**Goal**
Lift every line from the entries that includes the word "screenshot".

**Record set**
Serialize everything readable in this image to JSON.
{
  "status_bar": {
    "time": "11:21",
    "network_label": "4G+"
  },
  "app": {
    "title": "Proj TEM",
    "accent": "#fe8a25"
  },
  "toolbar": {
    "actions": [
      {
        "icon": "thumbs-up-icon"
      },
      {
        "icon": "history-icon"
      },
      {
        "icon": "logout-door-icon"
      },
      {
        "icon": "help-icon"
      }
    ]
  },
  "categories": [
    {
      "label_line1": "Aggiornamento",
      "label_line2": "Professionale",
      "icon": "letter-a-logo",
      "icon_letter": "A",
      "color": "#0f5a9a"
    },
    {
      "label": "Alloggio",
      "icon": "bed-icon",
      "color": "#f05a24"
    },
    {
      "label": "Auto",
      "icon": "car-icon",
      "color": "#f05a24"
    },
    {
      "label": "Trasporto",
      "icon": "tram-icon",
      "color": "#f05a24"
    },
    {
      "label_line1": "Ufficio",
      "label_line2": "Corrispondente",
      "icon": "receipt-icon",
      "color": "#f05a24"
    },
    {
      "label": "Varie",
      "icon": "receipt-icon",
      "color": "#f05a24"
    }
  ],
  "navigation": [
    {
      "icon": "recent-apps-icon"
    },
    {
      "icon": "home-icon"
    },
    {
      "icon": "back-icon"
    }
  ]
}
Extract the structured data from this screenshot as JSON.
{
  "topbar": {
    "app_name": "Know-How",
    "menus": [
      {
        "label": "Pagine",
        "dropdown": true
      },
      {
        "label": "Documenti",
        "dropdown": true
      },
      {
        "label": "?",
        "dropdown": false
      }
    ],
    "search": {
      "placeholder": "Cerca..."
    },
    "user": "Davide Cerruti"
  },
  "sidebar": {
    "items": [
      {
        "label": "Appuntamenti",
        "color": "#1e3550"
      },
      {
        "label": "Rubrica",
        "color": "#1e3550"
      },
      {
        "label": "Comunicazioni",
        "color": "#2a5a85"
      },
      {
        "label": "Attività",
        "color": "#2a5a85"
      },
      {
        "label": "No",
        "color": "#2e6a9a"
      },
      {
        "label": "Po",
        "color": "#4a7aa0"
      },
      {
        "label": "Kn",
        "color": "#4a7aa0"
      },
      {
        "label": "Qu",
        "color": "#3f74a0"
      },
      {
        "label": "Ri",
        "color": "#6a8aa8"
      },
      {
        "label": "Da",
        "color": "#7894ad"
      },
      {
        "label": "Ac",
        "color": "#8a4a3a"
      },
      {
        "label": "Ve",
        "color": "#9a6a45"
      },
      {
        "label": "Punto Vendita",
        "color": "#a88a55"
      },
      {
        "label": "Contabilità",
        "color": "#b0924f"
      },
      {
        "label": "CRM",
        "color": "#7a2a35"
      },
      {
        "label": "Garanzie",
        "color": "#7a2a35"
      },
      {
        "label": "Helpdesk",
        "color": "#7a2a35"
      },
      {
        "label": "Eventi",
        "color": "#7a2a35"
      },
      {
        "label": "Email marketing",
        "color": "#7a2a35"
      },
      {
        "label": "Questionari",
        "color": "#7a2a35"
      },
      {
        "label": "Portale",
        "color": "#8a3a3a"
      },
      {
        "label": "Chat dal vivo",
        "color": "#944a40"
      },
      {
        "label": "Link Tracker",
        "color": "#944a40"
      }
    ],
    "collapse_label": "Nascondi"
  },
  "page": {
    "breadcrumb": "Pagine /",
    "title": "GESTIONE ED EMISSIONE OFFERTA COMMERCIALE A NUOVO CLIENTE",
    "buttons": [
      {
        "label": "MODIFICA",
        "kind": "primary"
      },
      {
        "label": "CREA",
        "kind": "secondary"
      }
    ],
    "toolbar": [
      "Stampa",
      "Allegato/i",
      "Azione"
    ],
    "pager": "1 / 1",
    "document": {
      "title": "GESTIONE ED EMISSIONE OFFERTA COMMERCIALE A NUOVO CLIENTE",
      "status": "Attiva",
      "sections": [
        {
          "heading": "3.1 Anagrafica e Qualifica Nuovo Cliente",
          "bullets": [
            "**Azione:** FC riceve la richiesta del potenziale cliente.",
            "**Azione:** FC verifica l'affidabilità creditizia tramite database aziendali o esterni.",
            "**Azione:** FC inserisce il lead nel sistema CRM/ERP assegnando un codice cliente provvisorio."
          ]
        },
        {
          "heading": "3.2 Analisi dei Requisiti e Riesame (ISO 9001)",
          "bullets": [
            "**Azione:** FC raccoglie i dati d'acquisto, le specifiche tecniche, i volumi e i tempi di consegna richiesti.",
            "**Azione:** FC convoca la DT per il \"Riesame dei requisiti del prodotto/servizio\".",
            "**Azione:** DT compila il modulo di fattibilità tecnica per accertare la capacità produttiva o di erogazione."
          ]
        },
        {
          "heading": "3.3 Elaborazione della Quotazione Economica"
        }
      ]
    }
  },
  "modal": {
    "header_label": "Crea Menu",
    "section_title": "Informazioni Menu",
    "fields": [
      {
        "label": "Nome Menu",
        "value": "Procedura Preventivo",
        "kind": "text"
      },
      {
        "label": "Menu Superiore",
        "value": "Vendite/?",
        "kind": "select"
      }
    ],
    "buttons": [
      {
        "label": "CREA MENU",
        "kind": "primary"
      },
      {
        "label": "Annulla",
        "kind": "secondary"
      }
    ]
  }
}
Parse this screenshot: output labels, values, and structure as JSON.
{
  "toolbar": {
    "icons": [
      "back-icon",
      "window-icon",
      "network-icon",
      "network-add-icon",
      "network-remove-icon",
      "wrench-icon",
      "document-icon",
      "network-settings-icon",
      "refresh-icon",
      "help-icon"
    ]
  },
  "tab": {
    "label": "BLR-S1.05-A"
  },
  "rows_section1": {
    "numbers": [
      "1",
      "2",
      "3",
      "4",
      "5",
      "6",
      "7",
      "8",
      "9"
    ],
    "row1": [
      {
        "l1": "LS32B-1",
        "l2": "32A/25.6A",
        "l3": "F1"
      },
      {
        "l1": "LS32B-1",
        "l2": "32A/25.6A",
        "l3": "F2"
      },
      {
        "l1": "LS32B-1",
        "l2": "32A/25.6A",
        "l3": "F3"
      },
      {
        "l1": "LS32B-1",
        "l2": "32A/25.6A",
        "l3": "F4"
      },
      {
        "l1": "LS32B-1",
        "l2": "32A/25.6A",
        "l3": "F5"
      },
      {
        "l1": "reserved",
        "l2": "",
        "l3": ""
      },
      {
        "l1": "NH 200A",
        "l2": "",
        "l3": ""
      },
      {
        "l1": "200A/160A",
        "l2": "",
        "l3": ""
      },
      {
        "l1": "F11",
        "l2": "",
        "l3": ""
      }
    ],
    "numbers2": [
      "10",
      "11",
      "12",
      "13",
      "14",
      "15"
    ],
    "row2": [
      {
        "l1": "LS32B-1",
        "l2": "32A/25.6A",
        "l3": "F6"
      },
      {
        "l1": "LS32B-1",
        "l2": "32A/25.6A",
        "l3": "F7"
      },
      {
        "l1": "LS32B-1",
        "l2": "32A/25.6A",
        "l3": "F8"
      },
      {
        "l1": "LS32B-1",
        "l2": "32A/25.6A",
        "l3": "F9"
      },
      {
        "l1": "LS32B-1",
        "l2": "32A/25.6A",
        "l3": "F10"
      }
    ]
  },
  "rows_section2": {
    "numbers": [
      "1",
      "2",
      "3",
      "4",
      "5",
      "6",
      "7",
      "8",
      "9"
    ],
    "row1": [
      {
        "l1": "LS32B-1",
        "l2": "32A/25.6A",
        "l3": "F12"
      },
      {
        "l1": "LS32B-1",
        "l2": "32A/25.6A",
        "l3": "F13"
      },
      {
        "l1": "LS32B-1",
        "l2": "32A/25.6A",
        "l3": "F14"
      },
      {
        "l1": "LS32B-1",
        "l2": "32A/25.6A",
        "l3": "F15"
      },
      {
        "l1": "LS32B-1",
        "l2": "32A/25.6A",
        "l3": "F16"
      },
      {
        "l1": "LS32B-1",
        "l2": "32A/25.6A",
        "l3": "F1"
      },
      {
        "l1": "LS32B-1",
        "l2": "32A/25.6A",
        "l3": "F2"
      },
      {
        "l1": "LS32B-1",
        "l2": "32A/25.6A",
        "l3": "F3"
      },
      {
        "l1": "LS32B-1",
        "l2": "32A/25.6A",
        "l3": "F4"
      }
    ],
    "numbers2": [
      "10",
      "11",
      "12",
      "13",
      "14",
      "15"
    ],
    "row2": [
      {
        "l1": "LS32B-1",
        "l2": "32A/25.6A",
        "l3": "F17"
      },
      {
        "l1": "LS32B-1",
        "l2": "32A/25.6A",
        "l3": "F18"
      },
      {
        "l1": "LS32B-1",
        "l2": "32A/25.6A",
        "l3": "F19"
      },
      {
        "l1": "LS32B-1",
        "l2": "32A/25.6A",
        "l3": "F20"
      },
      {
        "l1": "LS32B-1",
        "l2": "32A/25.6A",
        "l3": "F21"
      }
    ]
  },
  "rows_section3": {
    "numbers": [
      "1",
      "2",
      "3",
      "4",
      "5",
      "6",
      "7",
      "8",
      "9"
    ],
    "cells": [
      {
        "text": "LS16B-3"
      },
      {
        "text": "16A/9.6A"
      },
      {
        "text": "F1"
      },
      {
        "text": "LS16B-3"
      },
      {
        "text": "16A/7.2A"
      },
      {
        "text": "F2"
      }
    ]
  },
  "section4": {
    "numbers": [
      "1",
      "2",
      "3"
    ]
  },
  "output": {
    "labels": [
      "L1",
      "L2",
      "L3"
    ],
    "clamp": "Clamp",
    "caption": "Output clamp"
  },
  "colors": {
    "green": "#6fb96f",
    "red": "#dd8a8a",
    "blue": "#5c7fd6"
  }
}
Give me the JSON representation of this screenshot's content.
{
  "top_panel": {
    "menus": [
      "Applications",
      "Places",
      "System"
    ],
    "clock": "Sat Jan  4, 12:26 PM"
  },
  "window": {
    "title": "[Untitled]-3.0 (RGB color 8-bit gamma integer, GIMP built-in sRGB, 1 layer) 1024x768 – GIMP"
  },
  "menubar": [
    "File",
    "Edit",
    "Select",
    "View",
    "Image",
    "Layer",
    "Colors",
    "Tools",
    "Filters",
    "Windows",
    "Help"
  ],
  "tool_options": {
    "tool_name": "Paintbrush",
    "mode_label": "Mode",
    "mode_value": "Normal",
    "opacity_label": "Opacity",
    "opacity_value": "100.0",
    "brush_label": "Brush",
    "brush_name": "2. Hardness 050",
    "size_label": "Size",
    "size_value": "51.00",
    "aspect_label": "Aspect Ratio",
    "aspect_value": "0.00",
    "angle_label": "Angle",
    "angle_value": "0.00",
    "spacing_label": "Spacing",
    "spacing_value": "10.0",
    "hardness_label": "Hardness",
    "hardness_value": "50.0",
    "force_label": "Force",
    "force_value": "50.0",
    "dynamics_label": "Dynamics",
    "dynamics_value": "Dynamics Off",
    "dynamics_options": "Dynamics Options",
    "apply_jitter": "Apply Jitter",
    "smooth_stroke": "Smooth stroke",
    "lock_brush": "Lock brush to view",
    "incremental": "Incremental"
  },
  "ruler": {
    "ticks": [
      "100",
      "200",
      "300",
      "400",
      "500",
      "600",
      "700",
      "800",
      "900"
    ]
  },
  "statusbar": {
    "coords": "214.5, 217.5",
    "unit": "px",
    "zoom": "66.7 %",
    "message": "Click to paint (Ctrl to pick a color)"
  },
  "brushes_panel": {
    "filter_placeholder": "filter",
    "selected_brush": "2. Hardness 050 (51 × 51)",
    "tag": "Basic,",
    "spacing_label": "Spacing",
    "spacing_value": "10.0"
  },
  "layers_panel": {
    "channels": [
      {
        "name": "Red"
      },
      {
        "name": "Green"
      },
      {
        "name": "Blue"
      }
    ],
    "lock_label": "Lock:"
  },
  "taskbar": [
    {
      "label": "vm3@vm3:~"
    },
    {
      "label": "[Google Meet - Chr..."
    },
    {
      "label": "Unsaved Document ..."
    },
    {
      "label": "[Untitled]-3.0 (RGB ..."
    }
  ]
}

**Worked answer**
Extract the structured data from this screenshot as JSON.
Parse this screenshot: output labels, values, and structure as JSON.
Give me the JSON representation of this screenshot's content.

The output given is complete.